> **Exercise details**
Copy out all lines with the word "that" in them.

> **Stored records**
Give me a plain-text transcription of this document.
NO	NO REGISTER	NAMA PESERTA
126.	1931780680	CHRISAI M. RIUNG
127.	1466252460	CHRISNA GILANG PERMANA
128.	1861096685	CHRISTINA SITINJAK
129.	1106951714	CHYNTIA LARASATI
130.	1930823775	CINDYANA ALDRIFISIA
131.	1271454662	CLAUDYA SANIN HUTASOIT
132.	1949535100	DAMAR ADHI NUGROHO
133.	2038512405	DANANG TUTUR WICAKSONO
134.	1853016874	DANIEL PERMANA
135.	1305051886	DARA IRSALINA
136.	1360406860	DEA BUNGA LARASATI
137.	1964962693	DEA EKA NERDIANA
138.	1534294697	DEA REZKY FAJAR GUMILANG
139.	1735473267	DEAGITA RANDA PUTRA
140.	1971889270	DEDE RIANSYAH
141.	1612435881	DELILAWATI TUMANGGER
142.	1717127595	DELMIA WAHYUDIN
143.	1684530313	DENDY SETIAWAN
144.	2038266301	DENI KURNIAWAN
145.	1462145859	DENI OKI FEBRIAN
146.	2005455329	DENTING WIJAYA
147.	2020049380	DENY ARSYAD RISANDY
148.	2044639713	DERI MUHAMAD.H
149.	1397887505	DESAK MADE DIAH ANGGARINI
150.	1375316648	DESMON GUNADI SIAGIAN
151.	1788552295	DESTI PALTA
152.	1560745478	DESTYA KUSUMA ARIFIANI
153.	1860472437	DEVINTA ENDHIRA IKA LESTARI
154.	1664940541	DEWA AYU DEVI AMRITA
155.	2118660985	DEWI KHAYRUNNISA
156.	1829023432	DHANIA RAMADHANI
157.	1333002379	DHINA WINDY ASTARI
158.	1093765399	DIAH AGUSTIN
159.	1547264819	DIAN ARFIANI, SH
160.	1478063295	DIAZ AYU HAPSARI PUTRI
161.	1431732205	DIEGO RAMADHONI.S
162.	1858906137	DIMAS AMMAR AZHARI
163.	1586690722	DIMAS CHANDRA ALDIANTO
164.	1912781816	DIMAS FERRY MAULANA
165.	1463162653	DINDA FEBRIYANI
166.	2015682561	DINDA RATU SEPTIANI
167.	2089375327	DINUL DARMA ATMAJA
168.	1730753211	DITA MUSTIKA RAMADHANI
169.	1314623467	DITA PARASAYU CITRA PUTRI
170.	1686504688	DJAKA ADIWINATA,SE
---
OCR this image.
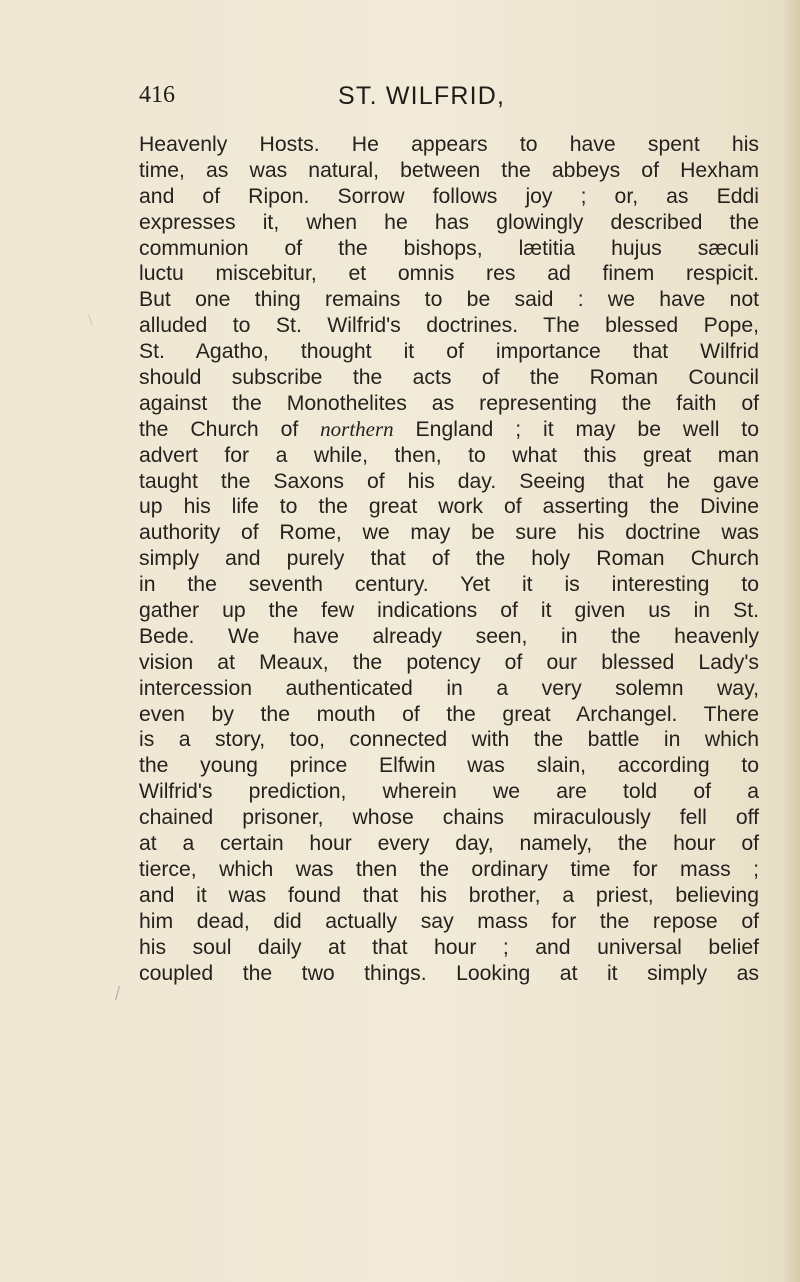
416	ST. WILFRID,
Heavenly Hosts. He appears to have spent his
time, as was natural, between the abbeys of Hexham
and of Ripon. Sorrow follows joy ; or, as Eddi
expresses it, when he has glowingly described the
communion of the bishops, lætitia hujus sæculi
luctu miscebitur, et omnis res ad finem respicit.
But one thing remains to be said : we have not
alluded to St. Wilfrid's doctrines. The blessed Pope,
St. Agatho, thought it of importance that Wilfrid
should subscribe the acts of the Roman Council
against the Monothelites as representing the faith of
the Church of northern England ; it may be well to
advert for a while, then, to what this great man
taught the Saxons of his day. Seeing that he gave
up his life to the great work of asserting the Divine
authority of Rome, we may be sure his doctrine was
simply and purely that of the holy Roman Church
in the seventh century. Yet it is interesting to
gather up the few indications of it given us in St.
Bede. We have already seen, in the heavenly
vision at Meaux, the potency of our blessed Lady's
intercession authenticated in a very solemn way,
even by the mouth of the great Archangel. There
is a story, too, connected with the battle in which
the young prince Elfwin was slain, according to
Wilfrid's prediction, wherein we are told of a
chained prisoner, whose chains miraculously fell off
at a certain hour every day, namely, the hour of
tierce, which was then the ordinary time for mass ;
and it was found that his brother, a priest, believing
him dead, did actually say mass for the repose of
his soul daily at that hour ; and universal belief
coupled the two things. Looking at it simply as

> **Answer below**
St. Agatho, thought it of importance that Wilfrid
taught the Saxons of his day. Seeing that he gave
simply and purely that of the holy Roman Church
and it was found that his brother, a priest, believing
his soul daily at that hour ; and universal belief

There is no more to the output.